» **EXERCISE DIRECTIONS**
Check every line of the entries that follow, and copy the ones containing "inference".

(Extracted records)
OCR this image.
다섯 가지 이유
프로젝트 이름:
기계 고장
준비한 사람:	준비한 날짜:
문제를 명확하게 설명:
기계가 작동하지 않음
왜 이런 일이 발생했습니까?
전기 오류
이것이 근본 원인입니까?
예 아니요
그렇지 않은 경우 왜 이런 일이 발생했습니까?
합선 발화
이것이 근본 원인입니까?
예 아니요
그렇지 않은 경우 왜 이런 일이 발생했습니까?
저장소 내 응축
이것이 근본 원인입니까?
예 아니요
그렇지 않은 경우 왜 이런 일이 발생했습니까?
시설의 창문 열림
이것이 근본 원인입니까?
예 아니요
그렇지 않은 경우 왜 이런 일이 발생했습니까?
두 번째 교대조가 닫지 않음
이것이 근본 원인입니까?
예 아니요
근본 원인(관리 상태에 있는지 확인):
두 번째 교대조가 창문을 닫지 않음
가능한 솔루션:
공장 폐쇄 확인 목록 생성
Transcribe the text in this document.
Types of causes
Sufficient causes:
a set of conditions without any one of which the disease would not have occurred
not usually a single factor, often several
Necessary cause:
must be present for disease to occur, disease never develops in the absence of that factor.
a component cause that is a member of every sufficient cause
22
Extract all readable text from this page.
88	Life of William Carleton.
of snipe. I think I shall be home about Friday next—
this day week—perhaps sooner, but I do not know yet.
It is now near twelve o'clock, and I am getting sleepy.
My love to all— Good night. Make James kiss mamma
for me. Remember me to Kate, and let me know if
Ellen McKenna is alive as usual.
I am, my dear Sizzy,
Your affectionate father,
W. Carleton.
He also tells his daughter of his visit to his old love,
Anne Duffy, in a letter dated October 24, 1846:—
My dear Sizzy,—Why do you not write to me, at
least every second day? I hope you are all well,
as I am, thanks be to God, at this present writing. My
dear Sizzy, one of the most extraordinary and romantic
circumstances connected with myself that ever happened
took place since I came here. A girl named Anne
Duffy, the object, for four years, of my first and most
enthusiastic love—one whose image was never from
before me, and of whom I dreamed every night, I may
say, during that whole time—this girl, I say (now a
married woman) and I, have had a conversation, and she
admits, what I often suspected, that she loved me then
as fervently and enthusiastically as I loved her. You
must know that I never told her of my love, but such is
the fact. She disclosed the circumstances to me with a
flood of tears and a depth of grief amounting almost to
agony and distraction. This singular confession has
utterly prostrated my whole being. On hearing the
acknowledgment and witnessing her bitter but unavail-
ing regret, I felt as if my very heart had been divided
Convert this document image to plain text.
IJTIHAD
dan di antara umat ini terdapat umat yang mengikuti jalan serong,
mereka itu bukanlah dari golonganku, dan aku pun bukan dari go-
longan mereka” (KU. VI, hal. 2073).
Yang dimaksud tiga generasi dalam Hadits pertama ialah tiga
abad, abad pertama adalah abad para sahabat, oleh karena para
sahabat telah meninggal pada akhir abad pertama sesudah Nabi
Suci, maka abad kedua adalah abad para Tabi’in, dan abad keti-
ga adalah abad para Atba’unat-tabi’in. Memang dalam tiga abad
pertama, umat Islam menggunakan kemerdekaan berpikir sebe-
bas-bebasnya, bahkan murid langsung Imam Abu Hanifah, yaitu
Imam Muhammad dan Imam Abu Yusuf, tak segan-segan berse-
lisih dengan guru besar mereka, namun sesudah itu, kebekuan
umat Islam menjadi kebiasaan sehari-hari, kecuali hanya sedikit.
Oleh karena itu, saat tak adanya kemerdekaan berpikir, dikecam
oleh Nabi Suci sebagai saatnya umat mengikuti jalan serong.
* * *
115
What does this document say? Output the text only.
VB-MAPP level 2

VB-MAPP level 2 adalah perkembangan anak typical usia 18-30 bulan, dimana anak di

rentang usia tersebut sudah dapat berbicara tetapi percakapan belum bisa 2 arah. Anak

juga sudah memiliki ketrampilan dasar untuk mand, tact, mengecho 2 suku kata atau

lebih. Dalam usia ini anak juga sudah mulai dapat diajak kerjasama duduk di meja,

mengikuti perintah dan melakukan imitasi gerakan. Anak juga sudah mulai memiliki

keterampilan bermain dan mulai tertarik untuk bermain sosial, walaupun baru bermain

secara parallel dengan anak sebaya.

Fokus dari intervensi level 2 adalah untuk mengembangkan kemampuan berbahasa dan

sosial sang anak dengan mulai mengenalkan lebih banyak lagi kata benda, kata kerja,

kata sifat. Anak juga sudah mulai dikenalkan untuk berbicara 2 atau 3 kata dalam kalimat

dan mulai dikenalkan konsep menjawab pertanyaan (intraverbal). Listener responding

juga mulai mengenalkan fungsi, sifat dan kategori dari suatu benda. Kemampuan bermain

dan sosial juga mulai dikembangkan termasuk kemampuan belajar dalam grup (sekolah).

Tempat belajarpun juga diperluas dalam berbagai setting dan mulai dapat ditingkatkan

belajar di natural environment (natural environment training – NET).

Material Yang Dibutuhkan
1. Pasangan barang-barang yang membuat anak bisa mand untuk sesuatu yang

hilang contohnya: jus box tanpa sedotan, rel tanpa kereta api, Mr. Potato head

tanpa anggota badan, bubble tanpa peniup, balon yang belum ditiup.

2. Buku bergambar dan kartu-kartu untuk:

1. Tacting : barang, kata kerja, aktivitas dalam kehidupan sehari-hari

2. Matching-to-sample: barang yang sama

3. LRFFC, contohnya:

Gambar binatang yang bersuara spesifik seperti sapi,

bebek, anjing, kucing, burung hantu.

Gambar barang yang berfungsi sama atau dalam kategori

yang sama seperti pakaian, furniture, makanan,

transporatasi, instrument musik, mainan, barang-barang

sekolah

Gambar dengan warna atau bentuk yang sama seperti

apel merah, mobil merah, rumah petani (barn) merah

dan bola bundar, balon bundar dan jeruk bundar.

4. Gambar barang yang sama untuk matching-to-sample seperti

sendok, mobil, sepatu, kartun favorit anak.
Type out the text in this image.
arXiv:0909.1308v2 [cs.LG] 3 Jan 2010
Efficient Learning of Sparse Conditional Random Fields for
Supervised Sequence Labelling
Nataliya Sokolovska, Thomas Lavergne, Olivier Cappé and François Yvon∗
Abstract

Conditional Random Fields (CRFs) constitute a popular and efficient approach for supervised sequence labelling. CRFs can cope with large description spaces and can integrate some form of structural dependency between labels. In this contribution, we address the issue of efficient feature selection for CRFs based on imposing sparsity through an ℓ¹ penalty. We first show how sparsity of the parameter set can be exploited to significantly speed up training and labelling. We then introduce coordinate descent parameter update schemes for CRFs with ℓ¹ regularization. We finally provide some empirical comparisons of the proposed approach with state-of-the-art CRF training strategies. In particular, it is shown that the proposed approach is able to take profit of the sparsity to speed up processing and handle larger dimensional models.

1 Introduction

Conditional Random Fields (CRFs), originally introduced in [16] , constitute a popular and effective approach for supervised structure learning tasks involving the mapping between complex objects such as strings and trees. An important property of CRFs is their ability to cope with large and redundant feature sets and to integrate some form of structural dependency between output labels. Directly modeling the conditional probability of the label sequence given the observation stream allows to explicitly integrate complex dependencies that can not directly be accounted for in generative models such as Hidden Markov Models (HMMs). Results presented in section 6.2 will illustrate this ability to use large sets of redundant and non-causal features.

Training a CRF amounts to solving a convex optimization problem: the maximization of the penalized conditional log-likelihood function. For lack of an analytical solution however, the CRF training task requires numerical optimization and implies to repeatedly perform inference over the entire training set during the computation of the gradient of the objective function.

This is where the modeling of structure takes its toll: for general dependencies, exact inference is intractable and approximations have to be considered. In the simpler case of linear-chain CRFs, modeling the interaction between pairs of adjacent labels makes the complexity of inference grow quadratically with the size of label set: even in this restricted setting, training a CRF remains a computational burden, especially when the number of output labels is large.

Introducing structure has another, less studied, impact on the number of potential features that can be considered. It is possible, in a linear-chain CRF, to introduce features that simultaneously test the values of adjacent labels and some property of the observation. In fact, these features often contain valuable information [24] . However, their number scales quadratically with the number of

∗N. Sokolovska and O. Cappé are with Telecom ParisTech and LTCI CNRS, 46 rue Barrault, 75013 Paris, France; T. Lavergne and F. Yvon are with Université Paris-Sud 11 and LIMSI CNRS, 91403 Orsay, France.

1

» **TASK RESULT**
Training a CRF amounts to solving a convex optimization problem: the maximization of the penalized conditional log-likelihood function. For lack of an analytical solution however, the CRF training task requires numerical optimization and implies to repeatedly perform inference over the entire training set during the computation of the gradient of the objective function.
This is where the modeling of structure takes its toll: for general dependencies, exact inference is intractable and approximations have to be considered. In the simpler case of linear-chain CRFs, modeling the interaction between pairs of adjacent labels makes the complexity of inference grow quadratically with the size of label set: even in this restricted setting, training a CRF remains a computational burden, especially when the number of output labels is large.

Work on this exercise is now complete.